[Data entries for graphics]
-*-*-

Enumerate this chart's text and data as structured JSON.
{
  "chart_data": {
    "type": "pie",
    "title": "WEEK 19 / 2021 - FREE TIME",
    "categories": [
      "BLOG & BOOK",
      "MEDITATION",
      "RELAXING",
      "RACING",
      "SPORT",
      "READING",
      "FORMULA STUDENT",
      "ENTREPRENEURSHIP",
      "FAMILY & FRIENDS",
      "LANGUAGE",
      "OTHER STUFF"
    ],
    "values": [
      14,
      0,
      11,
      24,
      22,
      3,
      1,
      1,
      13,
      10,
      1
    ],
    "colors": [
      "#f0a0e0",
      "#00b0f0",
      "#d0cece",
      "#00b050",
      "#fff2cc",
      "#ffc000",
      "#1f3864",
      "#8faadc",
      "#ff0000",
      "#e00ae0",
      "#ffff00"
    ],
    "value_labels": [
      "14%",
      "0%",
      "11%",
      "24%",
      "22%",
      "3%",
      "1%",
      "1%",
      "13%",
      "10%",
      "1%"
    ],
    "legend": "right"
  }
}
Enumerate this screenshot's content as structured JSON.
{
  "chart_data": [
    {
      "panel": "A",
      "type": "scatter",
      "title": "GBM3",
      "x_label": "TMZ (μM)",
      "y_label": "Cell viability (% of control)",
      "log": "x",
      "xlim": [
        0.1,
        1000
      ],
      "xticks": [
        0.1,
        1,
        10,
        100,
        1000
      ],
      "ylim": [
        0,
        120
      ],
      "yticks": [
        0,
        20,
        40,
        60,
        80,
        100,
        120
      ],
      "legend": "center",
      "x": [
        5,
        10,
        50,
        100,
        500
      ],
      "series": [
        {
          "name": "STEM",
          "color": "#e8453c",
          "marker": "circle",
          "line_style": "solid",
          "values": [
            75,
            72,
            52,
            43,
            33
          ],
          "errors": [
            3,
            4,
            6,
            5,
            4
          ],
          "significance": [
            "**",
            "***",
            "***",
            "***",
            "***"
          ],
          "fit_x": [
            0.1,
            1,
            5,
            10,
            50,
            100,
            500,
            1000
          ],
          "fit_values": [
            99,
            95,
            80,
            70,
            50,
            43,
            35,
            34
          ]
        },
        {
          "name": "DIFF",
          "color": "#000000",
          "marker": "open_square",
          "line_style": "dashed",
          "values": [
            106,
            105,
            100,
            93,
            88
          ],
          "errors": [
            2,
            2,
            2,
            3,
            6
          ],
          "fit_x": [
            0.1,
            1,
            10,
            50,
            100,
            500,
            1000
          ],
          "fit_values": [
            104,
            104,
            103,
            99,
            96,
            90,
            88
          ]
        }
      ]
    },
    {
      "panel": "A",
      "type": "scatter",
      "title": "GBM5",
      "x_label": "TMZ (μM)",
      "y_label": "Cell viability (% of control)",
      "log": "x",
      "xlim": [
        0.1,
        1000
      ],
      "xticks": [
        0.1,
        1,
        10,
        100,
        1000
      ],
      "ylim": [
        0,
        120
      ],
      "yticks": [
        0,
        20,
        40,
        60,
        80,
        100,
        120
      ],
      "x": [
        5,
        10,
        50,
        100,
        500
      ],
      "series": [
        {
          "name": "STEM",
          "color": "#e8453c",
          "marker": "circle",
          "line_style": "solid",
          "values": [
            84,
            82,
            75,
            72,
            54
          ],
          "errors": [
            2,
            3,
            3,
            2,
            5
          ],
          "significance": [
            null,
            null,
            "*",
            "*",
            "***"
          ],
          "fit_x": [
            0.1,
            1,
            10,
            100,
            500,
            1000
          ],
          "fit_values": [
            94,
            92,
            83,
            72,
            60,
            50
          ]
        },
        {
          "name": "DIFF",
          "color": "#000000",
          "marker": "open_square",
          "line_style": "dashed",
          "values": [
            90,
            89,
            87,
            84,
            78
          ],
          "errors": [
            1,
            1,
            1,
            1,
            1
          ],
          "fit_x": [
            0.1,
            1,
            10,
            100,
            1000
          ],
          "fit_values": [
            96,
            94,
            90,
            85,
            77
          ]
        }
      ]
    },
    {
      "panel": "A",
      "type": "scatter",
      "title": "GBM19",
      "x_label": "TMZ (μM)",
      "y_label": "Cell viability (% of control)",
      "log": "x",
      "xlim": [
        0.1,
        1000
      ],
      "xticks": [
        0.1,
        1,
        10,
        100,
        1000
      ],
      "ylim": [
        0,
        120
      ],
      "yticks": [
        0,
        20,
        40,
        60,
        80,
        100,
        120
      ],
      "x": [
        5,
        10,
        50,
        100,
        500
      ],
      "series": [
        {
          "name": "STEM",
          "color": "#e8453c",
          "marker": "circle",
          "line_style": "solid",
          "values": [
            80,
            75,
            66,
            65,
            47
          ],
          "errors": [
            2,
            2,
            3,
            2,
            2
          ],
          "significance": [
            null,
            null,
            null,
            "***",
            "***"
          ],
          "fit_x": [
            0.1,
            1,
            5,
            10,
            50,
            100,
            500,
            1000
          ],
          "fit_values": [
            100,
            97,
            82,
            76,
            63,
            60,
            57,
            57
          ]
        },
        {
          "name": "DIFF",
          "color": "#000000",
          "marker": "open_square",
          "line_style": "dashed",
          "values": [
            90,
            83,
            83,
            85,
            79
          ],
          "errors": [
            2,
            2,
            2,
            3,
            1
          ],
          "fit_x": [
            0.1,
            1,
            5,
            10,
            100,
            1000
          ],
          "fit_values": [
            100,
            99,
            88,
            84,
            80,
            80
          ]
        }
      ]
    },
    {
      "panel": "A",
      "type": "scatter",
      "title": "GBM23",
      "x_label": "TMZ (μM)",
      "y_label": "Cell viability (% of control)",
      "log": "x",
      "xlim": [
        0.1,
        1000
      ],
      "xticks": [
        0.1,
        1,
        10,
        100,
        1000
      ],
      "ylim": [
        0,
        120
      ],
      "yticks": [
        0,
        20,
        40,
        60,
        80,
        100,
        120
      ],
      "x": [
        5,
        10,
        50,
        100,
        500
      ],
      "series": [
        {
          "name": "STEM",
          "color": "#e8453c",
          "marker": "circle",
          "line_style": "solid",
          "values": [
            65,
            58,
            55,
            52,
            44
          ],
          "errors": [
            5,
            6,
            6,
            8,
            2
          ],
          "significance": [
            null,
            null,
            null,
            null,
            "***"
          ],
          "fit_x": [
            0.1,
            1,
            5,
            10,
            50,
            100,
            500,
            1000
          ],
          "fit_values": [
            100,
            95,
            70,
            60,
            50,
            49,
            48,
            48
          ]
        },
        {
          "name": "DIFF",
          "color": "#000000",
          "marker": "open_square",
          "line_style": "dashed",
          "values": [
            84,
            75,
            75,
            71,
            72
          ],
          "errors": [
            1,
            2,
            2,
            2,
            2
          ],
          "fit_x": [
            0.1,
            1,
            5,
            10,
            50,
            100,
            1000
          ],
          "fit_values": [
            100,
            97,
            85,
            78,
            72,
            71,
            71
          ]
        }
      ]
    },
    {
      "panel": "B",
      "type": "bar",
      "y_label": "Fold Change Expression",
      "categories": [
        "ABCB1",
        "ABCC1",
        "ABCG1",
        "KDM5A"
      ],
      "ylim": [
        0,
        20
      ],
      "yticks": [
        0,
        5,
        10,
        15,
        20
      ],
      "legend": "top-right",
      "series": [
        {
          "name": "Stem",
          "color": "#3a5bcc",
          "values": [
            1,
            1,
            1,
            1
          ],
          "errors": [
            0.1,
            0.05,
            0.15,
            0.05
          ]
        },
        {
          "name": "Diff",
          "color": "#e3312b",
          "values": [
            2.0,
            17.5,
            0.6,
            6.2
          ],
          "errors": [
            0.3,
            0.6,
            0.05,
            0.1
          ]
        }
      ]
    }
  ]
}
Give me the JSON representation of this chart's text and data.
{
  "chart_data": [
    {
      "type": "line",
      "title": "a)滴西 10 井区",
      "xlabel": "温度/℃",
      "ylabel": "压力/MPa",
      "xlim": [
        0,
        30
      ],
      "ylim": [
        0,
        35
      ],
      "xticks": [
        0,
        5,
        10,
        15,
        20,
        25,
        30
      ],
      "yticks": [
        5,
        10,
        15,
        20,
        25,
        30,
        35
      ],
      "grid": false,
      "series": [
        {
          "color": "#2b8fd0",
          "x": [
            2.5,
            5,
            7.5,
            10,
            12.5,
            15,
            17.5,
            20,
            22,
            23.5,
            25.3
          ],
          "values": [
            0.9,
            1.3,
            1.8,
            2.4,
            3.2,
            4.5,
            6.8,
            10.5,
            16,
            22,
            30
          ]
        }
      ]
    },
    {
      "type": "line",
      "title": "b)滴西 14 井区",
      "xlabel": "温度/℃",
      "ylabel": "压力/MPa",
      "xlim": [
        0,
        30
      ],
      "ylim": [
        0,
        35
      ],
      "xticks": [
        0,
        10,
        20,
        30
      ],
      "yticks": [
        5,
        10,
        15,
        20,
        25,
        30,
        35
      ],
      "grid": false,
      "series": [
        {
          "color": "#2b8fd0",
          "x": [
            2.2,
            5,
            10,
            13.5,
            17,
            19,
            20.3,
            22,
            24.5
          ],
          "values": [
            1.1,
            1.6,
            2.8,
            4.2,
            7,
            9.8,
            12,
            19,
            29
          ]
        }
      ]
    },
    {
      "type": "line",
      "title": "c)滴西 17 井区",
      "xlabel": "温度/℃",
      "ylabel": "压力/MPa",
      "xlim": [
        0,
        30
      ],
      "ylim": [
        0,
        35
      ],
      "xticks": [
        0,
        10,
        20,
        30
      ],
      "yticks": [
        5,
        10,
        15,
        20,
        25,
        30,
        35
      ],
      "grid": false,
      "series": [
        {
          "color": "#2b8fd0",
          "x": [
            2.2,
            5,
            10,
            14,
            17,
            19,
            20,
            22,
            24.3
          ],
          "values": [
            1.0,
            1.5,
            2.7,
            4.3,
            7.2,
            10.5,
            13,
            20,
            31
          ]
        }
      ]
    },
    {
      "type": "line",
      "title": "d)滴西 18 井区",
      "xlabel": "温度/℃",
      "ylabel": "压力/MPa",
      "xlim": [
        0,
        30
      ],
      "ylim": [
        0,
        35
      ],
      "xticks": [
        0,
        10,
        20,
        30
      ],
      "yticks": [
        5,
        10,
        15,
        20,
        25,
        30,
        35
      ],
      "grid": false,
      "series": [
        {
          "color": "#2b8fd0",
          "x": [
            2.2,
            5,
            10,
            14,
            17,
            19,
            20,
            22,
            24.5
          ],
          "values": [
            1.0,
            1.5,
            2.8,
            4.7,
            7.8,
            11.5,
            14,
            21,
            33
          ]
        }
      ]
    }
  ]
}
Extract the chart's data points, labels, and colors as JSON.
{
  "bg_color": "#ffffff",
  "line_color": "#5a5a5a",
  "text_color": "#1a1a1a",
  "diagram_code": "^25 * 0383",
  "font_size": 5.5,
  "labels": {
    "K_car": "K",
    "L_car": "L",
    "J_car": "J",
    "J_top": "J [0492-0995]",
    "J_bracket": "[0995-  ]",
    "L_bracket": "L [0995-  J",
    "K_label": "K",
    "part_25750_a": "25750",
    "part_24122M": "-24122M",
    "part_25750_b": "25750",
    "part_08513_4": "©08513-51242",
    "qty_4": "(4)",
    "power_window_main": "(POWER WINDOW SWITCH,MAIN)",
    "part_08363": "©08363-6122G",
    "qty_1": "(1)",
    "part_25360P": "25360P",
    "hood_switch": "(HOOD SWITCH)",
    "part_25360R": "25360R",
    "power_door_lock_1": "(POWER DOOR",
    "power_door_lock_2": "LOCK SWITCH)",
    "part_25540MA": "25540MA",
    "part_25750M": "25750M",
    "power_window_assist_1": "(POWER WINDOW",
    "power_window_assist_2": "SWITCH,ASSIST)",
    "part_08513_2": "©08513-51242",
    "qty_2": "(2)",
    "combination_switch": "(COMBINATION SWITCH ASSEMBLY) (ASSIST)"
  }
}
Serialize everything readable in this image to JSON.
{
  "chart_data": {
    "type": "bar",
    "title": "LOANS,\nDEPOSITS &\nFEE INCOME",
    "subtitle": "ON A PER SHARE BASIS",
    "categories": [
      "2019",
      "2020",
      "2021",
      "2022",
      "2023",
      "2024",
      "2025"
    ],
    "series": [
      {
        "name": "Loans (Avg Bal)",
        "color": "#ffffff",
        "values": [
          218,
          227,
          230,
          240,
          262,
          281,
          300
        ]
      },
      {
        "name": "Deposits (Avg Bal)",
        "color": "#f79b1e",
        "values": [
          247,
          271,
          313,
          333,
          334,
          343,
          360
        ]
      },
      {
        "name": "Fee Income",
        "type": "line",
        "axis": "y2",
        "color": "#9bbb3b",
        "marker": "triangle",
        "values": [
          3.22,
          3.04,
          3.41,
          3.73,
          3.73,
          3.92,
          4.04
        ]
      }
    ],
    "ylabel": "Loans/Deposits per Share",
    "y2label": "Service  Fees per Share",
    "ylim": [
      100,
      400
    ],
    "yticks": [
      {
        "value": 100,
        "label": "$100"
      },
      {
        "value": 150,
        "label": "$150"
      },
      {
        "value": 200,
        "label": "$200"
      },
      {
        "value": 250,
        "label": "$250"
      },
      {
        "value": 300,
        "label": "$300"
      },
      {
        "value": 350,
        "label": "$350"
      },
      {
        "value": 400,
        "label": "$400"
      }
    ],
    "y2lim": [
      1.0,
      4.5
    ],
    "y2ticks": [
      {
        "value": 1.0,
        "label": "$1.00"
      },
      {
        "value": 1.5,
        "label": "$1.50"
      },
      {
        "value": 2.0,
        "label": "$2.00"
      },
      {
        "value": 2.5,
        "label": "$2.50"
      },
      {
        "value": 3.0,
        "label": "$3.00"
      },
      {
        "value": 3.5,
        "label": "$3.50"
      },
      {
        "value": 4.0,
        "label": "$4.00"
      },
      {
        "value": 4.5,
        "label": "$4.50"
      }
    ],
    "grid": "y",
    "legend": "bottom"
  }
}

-*-*-

▸ What the exercise asks
Find the lines above holding the word "JSON" and show them.

▸ Result for this exercise
Enumerate this chart's text and data as structured JSON.
Enumerate this screenshot's content as structured JSON.
Give me the JSON representation of this chart's text and data.
Extract the chart's data points, labels, and colors as JSON.
Serialize everything readable in this image to JSON.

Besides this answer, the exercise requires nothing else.